■ **PROBLEM STATEMENT**
Exactly as they appear, copy the lines of the listing from the one containing "What's the underlying" through the final line, both included, and nothing else.
--- START RECORDS FOR THE TASK ---
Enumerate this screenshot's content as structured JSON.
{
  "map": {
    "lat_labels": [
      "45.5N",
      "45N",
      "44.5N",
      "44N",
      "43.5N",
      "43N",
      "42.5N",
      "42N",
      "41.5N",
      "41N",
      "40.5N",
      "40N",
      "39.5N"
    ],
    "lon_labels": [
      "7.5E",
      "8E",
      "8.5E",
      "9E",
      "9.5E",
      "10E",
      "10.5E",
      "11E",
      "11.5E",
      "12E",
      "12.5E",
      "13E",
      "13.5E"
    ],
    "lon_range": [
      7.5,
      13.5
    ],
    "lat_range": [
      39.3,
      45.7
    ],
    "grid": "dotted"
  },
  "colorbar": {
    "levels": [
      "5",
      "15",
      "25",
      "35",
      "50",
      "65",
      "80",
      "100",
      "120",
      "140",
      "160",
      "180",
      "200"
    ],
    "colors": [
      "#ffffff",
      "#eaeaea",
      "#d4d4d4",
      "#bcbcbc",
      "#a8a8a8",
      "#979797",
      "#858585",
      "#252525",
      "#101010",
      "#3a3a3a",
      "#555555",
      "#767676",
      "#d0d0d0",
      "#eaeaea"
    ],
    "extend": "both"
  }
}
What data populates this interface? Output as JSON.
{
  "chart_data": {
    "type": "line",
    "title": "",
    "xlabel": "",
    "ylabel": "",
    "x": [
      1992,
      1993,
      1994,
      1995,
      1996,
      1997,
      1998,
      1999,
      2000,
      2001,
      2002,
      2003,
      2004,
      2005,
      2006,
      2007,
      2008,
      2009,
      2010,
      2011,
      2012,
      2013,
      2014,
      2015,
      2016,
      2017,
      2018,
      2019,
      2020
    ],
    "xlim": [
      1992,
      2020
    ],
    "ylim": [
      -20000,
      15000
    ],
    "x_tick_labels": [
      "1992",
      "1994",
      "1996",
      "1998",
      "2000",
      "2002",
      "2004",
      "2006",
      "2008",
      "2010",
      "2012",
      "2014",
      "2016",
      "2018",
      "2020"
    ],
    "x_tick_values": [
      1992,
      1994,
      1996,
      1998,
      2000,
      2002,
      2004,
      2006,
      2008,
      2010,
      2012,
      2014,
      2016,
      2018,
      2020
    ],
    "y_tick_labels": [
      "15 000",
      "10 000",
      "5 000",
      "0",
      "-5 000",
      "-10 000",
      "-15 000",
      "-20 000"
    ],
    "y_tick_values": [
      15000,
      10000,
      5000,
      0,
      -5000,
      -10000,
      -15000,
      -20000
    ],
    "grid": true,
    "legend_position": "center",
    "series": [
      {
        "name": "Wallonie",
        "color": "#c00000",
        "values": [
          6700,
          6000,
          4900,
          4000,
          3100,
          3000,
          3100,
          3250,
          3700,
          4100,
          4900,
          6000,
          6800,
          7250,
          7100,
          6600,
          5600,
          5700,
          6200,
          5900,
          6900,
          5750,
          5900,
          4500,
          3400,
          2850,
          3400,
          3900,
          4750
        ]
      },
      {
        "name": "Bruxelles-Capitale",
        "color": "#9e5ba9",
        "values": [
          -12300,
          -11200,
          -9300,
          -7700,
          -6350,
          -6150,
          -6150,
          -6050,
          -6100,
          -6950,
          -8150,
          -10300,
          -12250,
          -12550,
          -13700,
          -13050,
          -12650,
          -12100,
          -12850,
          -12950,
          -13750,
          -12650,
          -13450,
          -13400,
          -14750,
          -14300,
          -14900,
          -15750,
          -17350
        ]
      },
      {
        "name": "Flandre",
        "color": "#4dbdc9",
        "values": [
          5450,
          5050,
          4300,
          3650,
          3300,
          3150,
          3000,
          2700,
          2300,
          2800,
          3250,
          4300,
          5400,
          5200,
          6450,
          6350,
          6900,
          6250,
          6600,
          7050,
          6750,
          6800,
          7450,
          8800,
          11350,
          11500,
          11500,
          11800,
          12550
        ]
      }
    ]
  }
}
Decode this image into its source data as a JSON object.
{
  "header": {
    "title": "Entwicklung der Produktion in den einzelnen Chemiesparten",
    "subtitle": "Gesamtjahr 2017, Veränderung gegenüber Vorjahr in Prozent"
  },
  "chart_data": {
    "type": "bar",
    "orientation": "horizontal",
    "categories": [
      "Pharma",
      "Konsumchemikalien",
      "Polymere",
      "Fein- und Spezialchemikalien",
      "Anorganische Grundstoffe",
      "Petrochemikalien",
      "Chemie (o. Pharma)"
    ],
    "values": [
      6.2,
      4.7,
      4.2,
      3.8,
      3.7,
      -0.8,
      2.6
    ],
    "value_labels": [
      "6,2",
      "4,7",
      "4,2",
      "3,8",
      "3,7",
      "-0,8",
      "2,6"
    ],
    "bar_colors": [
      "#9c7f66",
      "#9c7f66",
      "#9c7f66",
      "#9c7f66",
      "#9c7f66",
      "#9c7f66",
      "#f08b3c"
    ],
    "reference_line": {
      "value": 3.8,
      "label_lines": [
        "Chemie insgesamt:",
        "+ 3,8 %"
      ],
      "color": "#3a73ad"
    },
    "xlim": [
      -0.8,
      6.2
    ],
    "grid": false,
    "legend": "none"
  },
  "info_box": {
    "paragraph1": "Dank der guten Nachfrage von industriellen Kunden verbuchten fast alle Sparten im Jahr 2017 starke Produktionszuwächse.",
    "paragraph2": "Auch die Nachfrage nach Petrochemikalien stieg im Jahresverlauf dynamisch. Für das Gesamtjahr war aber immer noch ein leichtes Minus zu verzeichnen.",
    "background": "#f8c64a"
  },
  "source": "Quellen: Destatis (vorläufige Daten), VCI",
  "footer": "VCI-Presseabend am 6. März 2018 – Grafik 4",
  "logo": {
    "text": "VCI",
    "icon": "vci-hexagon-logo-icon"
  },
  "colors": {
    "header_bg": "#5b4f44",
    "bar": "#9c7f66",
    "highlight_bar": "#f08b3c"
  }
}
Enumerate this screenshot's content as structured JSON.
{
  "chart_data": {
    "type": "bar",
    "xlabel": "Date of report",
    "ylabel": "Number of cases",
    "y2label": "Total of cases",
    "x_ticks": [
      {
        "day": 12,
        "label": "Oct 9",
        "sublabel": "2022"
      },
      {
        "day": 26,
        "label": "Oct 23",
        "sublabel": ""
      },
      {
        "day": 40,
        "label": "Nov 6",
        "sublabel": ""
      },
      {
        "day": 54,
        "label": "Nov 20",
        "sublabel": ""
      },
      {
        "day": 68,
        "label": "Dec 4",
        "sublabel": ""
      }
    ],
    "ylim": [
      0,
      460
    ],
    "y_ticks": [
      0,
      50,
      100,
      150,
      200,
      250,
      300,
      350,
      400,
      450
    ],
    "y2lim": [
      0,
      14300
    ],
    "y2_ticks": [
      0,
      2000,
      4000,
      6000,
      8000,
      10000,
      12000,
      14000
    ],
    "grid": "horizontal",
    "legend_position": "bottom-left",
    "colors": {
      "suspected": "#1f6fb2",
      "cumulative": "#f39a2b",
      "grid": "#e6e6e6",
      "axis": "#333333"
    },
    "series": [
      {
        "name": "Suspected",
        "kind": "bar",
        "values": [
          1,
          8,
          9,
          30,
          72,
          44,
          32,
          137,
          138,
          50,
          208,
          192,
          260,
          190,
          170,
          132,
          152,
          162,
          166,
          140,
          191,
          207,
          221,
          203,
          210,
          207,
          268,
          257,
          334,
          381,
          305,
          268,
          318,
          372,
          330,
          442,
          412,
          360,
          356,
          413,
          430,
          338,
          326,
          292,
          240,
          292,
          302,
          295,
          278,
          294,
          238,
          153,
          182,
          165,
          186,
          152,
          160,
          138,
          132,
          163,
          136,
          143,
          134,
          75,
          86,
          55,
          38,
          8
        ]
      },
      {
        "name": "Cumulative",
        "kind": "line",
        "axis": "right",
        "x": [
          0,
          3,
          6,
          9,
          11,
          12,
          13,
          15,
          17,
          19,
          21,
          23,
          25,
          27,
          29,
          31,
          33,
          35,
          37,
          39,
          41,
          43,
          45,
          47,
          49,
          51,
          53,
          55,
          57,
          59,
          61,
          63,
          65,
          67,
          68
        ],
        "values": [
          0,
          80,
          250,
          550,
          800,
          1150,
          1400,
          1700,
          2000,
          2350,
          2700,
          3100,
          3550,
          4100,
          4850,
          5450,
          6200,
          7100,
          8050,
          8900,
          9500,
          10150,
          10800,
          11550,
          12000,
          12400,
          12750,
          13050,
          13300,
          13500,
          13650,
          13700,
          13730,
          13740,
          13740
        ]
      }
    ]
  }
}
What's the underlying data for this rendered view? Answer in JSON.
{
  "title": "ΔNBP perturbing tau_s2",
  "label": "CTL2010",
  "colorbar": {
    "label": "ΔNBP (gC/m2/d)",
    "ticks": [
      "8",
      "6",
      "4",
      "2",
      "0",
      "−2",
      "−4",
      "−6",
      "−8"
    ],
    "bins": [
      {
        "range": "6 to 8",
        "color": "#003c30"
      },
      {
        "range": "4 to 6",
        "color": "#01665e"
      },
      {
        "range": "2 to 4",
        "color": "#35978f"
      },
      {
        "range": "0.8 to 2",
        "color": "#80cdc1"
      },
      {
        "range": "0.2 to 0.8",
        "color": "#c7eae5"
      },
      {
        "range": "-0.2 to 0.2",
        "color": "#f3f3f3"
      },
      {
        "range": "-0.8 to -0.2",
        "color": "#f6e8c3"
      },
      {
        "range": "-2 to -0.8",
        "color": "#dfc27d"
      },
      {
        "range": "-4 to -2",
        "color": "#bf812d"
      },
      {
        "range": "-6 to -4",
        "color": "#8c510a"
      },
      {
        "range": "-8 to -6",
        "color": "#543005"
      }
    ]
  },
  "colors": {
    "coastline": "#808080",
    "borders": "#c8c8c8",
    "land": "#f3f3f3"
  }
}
--- END RECORDS FOR THE TASK ---
■ **REPLY TO THE TASK**
What's the underlying data for this rendered view? Answer in JSON.
{
  "title": "ΔNBP perturbing tau_s2",
  "label": "CTL2010",
  "colorbar": {
    "label": "ΔNBP (gC/m2/d)",
    "ticks": [
      "8",
      "6",
      "4",
      "2",
      "0",
      "−2",
      "−4",
      "−6",
      "−8"
    ],
    "bins": [
      {
        "range": "6 to 8",
        "color": "#003c30"
      },
      {
        "range": "4 to 6",
        "color": "#01665e"
      },
      {
        "range": "2 to 4",
        "color": "#35978f"
      },
      {
        "range": "0.8 to 2",
        "color": "#80cdc1"
      },
      {
        "range": "0.2 to 0.8",
        "color": "#c7eae5"
      },
      {
        "range": "-0.2 to 0.2",
        "color": "#f3f3f3"
      },
      {
        "range": "-0.8 to -0.2",
        "color": "#f6e8c3"
      },
      {
        "range": "-2 to -0.8",
        "color": "#dfc27d"
      },
      {
        "range": "-4 to -2",
        "color": "#bf812d"
      },
      {
        "range": "-6 to -4",
        "color": "#8c510a"
      },
      {
        "range": "-8 to -6",
        "color": "#543005"
      }
    ]
  },
  "colors": {
    "coastline": "#808080",
    "borders": "#c8c8c8",
    "land": "#f3f3f3"
  }
}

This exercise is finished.